> **TASK INSTRUCTIONS**
Do not include the pictures; repeat the rest of the data exactly.

(Figure contents as structured data)
_ _ _
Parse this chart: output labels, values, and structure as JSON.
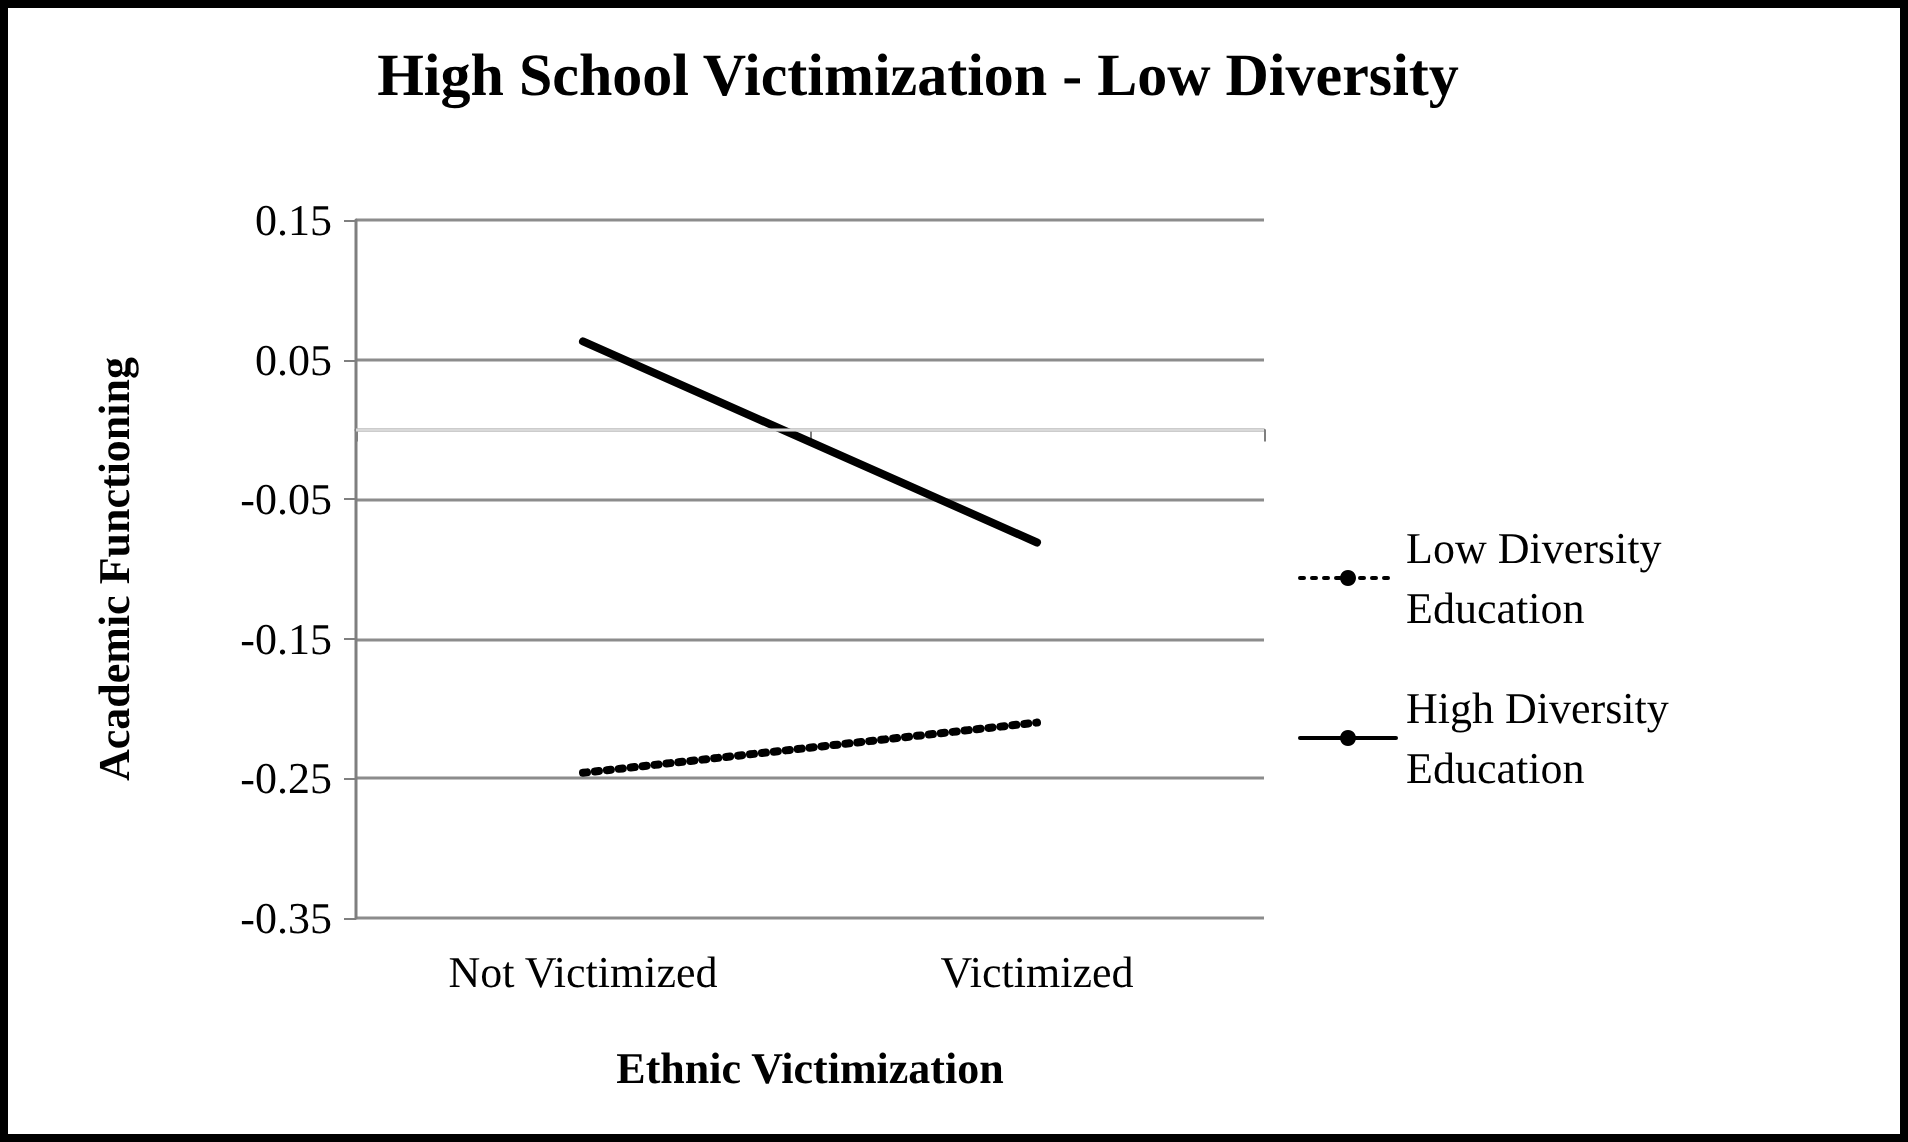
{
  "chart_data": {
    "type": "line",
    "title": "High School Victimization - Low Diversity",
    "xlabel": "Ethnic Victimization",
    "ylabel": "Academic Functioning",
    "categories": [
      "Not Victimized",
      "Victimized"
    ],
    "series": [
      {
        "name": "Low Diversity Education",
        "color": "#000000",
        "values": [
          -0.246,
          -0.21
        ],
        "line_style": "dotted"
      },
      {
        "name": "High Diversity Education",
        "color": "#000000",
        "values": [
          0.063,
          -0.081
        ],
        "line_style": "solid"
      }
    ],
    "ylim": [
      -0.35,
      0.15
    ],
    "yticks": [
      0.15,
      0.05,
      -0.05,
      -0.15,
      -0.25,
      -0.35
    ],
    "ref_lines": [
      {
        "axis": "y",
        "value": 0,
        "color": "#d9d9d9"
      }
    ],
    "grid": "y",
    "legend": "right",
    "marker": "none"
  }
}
_ _ _
> **RESPONSE**
Parse this chart: output labels, values, and structure as JSON.
{
  "chart_data": {
    "type": "line",
    "title": "High School Victimization - Low Diversity",
    "xlabel": "Ethnic Victimization",
    "ylabel": "Academic Functioning",
    "categories": [
      "Not Victimized",
      "Victimized"
    ],
    "series": [
      {
        "name": "Low Diversity Education",
        "color": "#000000",
        "values": [
          -0.246,
          -0.21
        ],
        "line_style": "dotted"
      },
      {
        "name": "High Diversity Education",
        "color": "#000000",
        "values": [
          0.063,
          -0.081
        ],
        "line_style": "solid"
      }
    ],
    "ylim": [
      -0.35,
      0.15
    ],
    "yticks": [
      0.15,
      0.05,
      -0.05,
      -0.15,
      -0.25,
      -0.35
    ],
    "ref_lines": [
      {
        "axis": "y",
        "value": 0,
        "color": "#d9d9d9"
      }
    ],
    "grid": "y",
    "legend": "right",
    "marker": "none"
  }
}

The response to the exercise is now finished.